■ What to produce
Produce a word-for-word copy of the listing below without its pictures.

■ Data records

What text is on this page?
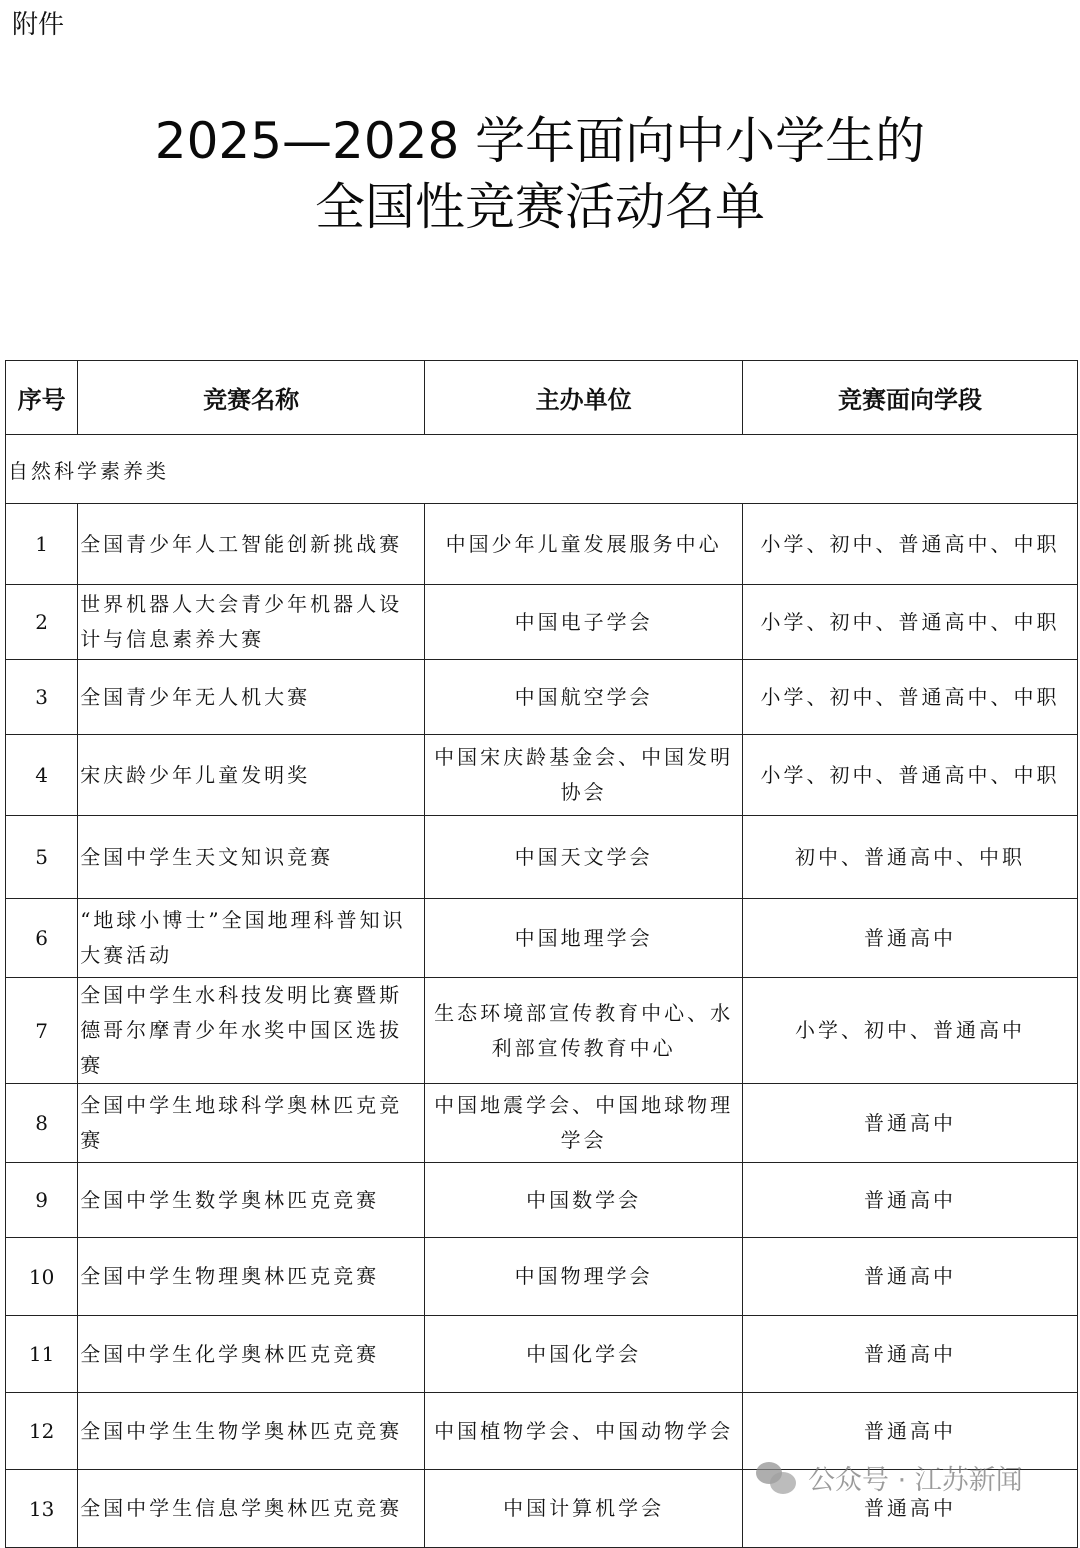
附件
2025—2028 学年面向中小学生的
全国性竞赛活动名单
序号	竞赛名称	主办单位	竞赛面向学段
自然科学素养类			
1	全国青少年人工智能创新挑战赛	中国少年儿童发展服务中心	小学、初中、普通高中、中职
2	世界机器人大会青少年机器人设计与信息素养大赛	中国电子学会	小学、初中、普通高中、中职
3	全国青少年无人机大赛	中国航空学会	小学、初中、普通高中、中职
4	宋庆龄少年儿童发明奖	中国宋庆龄基金会、中国发明协会	小学、初中、普通高中、中职
5	全国中学生天文知识竞赛	中国天文学会	初中、普通高中、中职
6	“地球小博士”全国地理科普知识大赛活动	中国地理学会	普通高中
7	全国中学生水科技发明比赛暨斯德哥尔摩青少年水奖中国区选拔赛	生态环境部宣传教育中心、水利部宣传教育中心	小学、初中、普通高中
8	全国中学生地球科学奥林匹克竞赛	中国地震学会、中国地球物理学会	普通高中
9	全国中学生数学奥林匹克竞赛	中国数学会	普通高中
10	全国中学生物理奥林匹克竞赛	中国物理学会	普通高中
11	全国中学生化学奥林匹克竞赛	中国化学会	普通高中
12	全国中学生生物学奥林匹克竞赛	中国植物学会、中国动物学会	普通高中
13	全国中学生信息学奥林匹克竞赛	中国计算机学会	普通高中
公众号 · 江苏新闻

■ Response
What text is on this page?
附件
2025—2028 学年面向中小学生的
全国性竞赛活动名单
序号	竞赛名称	主办单位	竞赛面向学段
自然科学素养类			
1	全国青少年人工智能创新挑战赛	中国少年儿童发展服务中心	小学、初中、普通高中、中职
2	世界机器人大会青少年机器人设计与信息素养大赛	中国电子学会	小学、初中、普通高中、中职
3	全国青少年无人机大赛	中国航空学会	小学、初中、普通高中、中职
4	宋庆龄少年儿童发明奖	中国宋庆龄基金会、中国发明协会	小学、初中、普通高中、中职
5	全国中学生天文知识竞赛	中国天文学会	初中、普通高中、中职
6	“地球小博士”全国地理科普知识大赛活动	中国地理学会	普通高中
7	全国中学生水科技发明比赛暨斯德哥尔摩青少年水奖中国区选拔赛	生态环境部宣传教育中心、水利部宣传教育中心	小学、初中、普通高中
8	全国中学生地球科学奥林匹克竞赛	中国地震学会、中国地球物理学会	普通高中
9	全国中学生数学奥林匹克竞赛	中国数学会	普通高中
10	全国中学生物理奥林匹克竞赛	中国物理学会	普通高中
11	全国中学生化学奥林匹克竞赛	中国化学会	普通高中
12	全国中学生生物学奥林匹克竞赛	中国植物学会、中国动物学会	普通高中
13	全国中学生信息学奥林匹克竞赛	中国计算机学会	普通高中
公众号 · 江苏新闻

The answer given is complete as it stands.